THE EXERCISE: Search the material below for the string "Metadata" and list each line that holds it.

DATA FOR THIS TASK:
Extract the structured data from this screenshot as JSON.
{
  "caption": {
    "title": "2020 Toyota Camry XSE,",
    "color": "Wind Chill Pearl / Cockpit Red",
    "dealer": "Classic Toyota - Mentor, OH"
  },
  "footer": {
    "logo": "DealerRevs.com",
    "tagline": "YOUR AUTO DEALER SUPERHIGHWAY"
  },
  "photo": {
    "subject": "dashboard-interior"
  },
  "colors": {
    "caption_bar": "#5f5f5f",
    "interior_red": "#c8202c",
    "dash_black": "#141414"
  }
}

--

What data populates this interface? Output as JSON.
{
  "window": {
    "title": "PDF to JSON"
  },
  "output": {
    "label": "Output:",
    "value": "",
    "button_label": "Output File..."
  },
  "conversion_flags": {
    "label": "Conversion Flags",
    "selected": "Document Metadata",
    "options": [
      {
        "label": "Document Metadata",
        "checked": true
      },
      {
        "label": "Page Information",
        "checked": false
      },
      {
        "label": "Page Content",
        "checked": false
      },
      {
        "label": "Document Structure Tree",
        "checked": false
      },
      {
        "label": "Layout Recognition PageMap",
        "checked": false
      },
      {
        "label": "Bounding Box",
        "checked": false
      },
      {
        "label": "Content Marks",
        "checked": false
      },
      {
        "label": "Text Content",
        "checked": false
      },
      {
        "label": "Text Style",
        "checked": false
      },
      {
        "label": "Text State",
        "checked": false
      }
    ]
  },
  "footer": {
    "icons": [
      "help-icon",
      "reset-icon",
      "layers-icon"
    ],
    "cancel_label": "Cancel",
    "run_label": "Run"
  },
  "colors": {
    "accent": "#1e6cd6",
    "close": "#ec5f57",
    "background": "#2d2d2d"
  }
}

EXERCISE ANSWER:
    "selected": "Document Metadata",
        "label": "Document Metadata",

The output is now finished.